Please work out how many lines in the material contain "text" and give only that figure.

-- SOURCE RECORDS --

= = = = =

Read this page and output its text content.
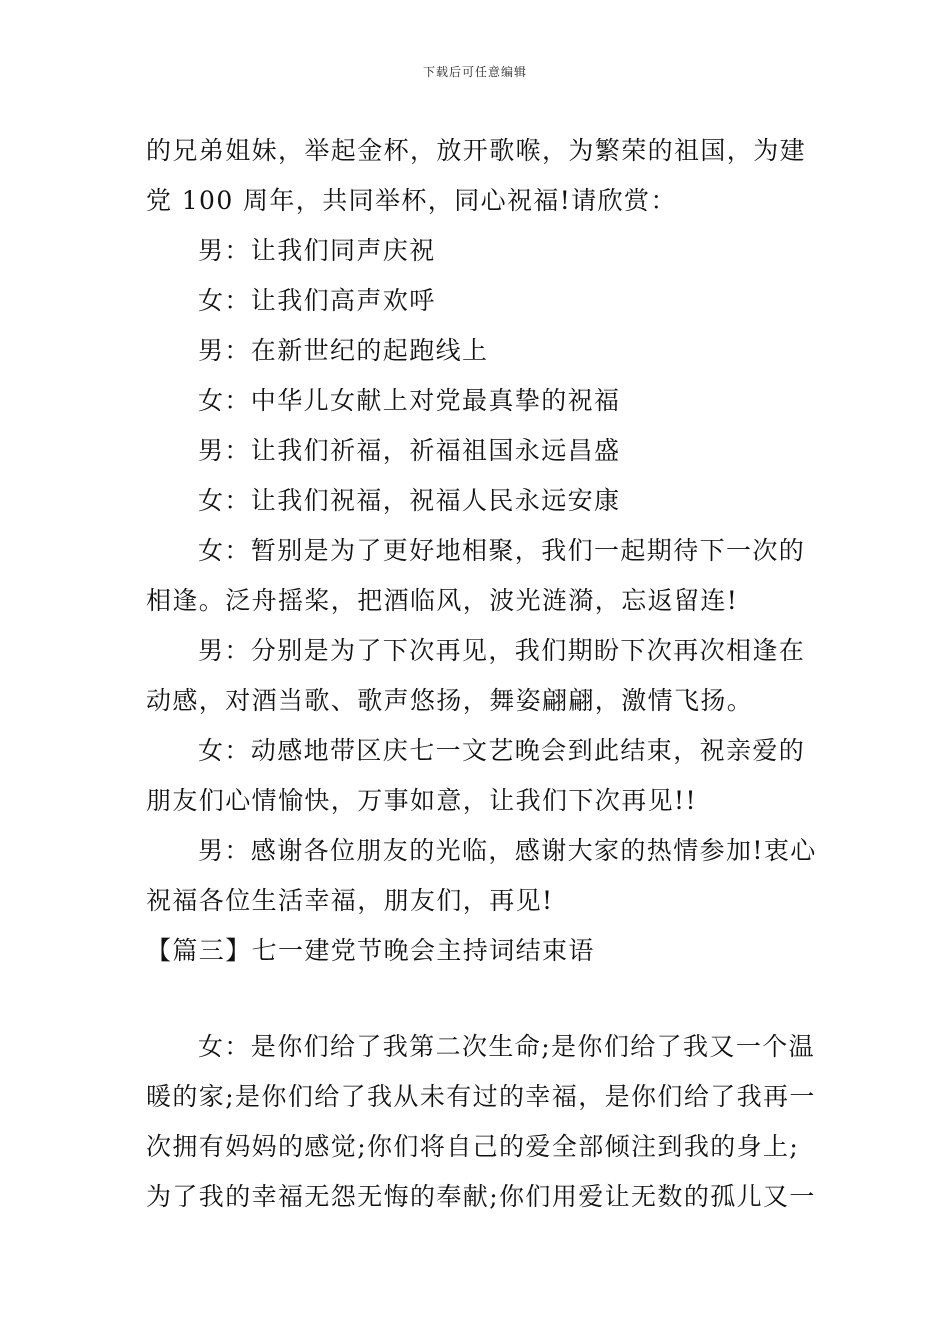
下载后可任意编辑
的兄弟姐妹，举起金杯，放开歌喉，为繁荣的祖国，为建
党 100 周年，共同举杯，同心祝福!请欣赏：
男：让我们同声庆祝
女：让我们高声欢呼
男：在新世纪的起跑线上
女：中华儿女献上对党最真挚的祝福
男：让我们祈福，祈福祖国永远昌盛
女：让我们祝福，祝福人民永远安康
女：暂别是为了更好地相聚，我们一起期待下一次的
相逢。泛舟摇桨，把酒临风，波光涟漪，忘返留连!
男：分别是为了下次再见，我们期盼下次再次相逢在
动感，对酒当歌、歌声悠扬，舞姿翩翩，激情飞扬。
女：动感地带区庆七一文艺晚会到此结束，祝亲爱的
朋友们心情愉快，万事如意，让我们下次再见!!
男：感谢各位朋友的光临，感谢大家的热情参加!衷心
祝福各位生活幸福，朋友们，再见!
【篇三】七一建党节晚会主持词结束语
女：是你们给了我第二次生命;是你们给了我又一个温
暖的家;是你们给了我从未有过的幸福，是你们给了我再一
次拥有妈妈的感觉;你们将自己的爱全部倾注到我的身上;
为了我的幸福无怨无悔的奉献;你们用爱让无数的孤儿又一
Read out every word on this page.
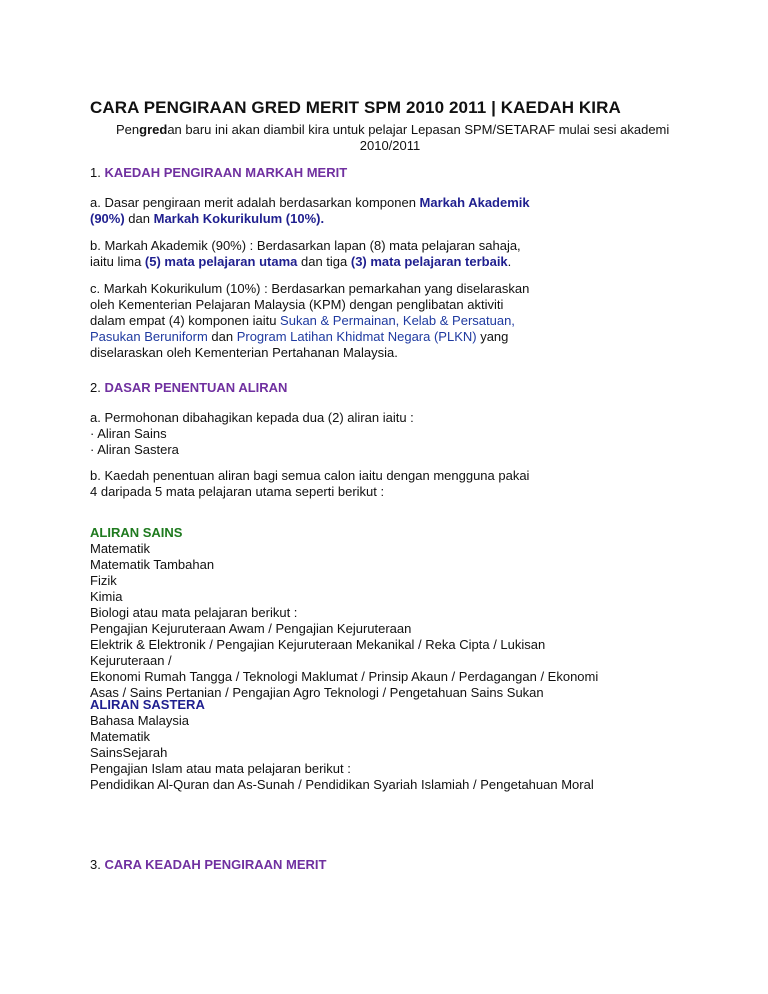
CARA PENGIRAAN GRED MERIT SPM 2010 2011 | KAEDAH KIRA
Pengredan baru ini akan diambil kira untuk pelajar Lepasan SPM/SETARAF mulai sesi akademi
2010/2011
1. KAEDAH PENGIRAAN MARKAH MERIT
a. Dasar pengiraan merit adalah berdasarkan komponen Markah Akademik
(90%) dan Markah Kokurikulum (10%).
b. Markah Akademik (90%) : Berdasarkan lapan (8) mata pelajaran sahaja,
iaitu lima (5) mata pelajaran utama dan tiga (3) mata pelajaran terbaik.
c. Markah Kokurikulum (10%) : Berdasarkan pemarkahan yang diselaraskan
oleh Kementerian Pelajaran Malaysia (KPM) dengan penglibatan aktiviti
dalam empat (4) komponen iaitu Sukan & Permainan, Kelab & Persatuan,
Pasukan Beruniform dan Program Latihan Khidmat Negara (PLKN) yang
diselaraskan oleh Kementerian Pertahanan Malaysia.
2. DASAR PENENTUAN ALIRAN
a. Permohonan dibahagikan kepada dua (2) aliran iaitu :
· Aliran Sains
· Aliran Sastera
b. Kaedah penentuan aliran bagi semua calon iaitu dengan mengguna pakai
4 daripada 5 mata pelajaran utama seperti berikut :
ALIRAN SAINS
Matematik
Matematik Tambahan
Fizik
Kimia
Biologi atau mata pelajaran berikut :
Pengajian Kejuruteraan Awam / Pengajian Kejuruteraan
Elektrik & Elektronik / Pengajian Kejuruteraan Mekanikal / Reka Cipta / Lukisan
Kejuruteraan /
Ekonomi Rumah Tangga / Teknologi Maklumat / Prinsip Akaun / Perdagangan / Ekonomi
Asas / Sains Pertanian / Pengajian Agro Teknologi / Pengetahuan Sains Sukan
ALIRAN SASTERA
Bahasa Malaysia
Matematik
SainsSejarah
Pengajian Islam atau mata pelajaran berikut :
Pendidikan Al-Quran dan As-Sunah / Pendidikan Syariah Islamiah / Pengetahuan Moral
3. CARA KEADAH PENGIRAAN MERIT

= = = = =

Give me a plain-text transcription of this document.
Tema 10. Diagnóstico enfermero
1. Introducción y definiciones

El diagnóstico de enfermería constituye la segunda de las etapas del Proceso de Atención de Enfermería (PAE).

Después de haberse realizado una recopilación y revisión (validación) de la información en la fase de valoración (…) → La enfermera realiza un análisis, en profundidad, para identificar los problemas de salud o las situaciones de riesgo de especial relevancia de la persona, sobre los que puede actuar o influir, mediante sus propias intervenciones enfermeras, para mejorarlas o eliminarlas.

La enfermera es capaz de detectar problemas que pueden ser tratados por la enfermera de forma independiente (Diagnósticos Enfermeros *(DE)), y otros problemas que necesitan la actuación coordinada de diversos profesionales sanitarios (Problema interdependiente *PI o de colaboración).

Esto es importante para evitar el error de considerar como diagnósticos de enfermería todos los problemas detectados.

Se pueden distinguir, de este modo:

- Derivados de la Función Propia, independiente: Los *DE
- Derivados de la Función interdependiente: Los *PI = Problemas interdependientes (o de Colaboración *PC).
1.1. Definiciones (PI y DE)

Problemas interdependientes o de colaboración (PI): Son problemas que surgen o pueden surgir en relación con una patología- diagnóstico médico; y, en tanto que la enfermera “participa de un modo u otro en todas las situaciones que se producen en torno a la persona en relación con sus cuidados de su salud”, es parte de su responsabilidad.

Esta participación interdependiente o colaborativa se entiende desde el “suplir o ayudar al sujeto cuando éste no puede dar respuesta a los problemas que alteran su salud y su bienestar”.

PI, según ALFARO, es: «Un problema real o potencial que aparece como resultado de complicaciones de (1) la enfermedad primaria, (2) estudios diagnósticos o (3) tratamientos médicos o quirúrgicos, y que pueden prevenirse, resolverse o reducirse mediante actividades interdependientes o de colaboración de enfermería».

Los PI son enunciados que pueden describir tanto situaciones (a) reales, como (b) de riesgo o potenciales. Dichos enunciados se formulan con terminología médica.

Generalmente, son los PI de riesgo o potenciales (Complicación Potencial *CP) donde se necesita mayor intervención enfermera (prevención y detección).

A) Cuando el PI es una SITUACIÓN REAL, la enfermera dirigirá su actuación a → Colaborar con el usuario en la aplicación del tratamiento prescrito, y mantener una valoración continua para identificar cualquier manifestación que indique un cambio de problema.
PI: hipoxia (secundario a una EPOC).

= = = = =

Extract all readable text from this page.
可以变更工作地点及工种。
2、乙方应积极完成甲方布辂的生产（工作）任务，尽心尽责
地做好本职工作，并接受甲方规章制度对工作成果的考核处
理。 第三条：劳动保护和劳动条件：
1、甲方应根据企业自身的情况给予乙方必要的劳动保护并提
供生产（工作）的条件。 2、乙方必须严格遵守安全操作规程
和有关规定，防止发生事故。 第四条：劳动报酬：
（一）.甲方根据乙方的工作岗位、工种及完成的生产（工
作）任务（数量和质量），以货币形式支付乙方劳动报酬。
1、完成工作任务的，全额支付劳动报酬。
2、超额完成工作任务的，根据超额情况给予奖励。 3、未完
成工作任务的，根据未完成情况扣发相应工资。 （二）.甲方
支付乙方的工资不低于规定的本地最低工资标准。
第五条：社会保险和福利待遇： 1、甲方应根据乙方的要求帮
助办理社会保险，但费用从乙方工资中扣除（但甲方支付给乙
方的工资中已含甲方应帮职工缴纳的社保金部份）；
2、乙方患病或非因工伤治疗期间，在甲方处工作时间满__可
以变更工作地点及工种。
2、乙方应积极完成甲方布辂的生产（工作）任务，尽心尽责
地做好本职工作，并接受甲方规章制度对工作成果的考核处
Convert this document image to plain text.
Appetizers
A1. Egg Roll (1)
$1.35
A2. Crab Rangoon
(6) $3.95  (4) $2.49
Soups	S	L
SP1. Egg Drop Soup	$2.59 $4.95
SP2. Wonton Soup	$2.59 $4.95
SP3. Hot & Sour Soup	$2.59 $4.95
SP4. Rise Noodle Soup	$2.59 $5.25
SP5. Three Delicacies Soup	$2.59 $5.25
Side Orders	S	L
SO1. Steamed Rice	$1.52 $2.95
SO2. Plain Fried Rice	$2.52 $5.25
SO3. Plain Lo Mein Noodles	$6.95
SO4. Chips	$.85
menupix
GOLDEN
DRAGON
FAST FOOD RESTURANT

= = = = =

-- THE RESPONSE --
4